● **The task**: What do the lines say from the one containing "Give me a plain-text" to the end of the records? Restate them word for word, and only those.

● **Task data**:

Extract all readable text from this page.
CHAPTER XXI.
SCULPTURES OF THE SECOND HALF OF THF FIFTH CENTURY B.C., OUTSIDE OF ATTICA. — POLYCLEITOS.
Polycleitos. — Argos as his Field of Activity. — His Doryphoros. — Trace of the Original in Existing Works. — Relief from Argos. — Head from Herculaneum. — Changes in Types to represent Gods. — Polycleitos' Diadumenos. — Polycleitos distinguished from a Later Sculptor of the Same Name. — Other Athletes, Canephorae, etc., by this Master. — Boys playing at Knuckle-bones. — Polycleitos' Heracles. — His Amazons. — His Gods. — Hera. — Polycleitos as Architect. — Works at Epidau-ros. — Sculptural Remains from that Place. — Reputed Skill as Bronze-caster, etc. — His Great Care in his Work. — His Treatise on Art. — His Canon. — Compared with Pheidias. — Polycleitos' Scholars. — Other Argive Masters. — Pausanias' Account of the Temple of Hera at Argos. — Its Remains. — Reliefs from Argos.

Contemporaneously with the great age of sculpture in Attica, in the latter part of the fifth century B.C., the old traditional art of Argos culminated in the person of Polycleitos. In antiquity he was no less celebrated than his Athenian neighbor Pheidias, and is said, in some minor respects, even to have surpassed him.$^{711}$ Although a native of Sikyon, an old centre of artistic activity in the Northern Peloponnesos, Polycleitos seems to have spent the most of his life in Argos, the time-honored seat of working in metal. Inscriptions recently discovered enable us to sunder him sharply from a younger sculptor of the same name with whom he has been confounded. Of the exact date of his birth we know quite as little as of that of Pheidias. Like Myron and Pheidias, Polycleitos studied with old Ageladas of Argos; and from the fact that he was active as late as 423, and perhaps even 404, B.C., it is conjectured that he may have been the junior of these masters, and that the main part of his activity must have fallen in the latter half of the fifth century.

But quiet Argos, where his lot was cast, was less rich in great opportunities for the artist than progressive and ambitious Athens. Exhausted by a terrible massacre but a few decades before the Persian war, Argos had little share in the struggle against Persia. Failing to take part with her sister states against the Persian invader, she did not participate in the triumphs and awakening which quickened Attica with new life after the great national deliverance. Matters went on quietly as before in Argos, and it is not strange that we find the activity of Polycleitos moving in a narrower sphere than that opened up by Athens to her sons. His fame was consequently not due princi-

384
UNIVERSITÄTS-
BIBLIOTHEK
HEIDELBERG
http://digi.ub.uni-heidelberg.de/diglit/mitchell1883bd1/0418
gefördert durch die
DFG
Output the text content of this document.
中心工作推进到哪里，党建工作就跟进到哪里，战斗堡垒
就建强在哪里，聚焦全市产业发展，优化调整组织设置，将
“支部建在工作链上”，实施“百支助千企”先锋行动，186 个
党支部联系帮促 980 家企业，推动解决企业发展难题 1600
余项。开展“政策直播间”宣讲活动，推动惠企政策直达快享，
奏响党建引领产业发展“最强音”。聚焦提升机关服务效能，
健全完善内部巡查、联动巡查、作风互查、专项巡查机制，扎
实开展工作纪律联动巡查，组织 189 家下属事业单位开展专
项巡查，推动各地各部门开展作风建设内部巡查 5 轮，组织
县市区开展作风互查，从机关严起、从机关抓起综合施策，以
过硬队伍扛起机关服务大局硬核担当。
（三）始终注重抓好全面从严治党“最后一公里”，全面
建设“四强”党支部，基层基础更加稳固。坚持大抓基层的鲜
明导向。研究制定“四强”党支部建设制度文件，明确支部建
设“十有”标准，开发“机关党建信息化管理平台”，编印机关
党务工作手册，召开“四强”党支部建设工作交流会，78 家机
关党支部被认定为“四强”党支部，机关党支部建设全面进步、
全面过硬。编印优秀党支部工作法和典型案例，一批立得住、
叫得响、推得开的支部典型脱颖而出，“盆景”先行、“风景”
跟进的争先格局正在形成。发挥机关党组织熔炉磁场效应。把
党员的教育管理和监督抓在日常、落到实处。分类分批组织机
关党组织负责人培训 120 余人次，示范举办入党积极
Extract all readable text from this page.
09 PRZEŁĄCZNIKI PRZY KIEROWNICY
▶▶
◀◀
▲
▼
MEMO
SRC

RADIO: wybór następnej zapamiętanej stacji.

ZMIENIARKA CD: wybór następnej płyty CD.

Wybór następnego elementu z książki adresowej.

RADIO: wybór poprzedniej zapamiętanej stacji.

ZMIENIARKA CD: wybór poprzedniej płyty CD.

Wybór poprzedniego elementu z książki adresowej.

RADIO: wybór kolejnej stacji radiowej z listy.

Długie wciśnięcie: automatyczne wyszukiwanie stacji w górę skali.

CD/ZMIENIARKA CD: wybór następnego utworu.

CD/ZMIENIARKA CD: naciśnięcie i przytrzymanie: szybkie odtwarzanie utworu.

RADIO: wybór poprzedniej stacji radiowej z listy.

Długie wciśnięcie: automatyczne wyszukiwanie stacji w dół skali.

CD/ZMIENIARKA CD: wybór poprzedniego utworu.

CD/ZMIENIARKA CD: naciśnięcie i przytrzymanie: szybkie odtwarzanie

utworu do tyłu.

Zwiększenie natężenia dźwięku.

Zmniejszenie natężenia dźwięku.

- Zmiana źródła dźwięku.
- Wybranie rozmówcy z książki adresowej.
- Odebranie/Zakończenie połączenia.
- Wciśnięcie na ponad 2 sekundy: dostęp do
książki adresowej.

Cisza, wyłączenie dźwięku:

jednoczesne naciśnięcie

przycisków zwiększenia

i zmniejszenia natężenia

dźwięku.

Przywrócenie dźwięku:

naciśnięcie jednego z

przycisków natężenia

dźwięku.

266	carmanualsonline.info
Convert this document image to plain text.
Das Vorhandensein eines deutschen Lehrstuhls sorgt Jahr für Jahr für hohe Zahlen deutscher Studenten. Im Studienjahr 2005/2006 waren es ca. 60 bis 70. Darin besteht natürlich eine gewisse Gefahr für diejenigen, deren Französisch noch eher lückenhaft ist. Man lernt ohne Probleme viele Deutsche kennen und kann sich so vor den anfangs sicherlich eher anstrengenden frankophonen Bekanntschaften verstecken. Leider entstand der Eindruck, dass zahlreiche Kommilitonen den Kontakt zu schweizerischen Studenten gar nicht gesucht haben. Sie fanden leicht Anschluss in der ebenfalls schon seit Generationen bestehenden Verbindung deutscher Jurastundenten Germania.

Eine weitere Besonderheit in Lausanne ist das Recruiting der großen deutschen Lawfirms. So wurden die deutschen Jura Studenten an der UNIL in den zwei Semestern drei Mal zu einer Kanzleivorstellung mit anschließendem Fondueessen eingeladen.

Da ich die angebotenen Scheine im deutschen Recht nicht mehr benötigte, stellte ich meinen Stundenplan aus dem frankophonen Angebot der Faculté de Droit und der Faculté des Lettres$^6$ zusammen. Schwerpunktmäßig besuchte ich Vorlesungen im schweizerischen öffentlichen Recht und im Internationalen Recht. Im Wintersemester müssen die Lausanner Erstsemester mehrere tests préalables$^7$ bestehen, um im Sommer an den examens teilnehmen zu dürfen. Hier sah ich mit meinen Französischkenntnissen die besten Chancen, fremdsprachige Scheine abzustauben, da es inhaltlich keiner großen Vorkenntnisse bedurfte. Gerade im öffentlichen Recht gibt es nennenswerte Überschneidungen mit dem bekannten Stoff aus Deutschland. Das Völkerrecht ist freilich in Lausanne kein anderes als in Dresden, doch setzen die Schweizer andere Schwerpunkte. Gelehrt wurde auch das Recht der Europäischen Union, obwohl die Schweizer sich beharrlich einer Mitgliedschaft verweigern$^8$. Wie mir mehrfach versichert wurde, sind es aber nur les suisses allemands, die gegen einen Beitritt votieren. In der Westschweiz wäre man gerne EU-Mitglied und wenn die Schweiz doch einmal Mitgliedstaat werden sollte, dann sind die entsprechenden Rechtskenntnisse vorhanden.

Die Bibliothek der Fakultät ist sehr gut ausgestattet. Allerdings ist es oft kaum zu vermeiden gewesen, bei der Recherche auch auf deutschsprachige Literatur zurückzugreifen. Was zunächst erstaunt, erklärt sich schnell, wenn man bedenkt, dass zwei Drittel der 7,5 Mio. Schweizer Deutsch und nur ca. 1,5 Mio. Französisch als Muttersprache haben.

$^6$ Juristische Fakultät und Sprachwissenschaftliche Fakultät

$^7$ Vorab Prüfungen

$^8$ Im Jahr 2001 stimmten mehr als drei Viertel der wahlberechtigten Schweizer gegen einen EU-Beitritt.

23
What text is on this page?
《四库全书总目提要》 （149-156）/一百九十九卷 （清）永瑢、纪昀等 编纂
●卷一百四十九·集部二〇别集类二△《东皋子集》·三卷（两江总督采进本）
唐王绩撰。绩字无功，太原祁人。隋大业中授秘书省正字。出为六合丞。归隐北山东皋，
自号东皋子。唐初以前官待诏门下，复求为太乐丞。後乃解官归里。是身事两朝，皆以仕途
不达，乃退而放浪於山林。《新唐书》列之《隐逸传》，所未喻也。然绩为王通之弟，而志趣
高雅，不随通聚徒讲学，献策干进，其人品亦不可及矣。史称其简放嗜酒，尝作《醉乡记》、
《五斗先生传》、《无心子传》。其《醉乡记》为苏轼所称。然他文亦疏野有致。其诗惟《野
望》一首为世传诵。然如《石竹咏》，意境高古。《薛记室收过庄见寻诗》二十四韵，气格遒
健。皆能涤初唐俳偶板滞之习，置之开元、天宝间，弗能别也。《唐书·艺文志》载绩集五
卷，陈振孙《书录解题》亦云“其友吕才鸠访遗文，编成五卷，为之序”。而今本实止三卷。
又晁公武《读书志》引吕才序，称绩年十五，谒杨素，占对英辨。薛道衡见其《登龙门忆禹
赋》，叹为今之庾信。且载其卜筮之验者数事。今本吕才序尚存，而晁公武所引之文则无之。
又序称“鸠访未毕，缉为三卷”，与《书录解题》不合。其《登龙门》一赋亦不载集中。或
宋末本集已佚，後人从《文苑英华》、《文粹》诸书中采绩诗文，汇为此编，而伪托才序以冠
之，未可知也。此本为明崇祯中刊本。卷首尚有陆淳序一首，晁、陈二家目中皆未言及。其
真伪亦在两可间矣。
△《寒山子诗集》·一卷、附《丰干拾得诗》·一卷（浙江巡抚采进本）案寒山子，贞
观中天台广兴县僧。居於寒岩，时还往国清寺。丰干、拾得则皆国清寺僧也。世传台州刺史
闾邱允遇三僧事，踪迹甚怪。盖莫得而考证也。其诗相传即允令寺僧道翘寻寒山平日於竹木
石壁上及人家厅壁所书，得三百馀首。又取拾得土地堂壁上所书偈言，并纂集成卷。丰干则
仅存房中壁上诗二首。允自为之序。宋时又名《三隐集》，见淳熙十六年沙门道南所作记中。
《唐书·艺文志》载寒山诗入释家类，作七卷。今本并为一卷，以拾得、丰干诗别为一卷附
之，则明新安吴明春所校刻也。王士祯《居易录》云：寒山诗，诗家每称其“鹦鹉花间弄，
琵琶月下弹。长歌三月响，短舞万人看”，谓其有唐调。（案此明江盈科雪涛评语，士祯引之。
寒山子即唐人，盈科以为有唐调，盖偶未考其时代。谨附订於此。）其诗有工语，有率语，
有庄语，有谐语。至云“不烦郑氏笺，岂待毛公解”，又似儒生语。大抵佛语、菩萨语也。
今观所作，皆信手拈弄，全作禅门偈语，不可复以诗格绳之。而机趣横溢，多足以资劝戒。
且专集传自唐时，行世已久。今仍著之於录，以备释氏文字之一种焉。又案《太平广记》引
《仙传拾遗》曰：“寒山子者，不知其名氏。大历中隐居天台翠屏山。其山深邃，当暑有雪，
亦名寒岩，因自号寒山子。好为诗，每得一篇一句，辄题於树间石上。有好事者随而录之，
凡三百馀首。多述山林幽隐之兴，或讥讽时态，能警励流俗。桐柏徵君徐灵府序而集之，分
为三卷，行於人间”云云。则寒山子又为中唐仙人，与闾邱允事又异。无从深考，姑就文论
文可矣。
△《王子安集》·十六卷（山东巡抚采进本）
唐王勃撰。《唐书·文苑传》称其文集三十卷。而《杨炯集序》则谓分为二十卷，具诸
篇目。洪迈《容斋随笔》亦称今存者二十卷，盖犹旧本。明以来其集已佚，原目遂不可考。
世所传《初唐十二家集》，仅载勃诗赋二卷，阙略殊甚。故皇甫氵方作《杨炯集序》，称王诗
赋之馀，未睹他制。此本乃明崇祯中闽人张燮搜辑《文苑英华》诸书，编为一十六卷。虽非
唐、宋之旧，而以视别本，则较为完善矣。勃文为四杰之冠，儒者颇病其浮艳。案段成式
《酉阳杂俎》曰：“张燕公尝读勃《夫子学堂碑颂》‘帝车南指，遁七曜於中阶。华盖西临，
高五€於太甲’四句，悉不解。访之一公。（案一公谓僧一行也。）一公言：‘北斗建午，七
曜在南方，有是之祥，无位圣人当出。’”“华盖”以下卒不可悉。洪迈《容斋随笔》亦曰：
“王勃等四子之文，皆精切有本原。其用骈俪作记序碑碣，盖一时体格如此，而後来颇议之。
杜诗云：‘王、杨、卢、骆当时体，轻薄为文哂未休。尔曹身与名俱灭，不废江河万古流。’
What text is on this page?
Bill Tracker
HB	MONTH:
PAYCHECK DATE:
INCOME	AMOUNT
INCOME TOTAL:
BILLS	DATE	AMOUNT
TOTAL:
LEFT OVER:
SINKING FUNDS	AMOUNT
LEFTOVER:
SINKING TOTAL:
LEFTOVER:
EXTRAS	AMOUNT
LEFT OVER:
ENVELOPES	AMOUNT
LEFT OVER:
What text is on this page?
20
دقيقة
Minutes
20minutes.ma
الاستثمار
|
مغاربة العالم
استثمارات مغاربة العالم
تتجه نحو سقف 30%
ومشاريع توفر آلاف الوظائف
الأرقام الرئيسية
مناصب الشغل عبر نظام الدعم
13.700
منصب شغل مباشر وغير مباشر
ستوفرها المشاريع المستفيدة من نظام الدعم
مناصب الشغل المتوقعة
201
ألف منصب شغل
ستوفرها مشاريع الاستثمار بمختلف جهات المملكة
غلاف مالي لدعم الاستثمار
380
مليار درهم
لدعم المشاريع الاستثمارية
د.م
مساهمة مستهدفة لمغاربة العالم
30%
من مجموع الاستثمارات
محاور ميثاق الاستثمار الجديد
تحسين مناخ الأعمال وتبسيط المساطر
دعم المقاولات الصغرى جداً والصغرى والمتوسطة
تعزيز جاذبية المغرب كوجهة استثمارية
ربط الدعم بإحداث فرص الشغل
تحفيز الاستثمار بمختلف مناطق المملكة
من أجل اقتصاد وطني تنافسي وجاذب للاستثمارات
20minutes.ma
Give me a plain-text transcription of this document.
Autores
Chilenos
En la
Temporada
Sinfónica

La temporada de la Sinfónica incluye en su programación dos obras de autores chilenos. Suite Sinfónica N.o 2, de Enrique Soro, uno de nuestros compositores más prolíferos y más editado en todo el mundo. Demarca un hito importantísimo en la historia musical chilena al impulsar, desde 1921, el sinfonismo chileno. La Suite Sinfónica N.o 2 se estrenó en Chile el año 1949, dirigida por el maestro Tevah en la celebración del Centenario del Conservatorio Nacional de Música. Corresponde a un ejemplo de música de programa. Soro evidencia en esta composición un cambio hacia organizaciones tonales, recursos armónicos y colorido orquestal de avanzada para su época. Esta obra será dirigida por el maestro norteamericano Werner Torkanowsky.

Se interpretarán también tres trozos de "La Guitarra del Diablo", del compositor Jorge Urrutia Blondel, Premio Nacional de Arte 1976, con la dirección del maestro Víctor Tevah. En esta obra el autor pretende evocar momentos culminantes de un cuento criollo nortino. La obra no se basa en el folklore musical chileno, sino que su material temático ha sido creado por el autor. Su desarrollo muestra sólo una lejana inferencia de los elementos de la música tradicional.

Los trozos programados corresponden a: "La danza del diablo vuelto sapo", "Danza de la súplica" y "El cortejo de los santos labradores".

● **Task response**:
Give me a plain-text transcription of this document.
Autores
Chilenos
En la
Temporada
Sinfónica

La temporada de la Sinfónica incluye en su programación dos obras de autores chilenos. Suite Sinfónica N.o 2, de Enrique Soro, uno de nuestros compositores más prolíferos y más editado en todo el mundo. Demarca un hito importantísimo en la historia musical chilena al impulsar, desde 1921, el sinfonismo chileno. La Suite Sinfónica N.o 2 se estrenó en Chile el año 1949, dirigida por el maestro Tevah en la celebración del Centenario del Conservatorio Nacional de Música. Corresponde a un ejemplo de música de programa. Soro evidencia en esta composición un cambio hacia organizaciones tonales, recursos armónicos y colorido orquestal de avanzada para su época. Esta obra será dirigida por el maestro norteamericano Werner Torkanowsky.

Se interpretarán también tres trozos de "La Guitarra del Diablo", del compositor Jorge Urrutia Blondel, Premio Nacional de Arte 1976, con la dirección del maestro Víctor Tevah. En esta obra el autor pretende evocar momentos culminantes de un cuento criollo nortino. La obra no se basa en el folklore musical chileno, sino que su material temático ha sido creado por el autor. Su desarrollo muestra sólo una lejana inferencia de los elementos de la música tradicional.

Los trozos programados corresponden a: "La danza del diablo vuelto sapo", "Danza de la súplica" y "El cortejo de los santos labradores".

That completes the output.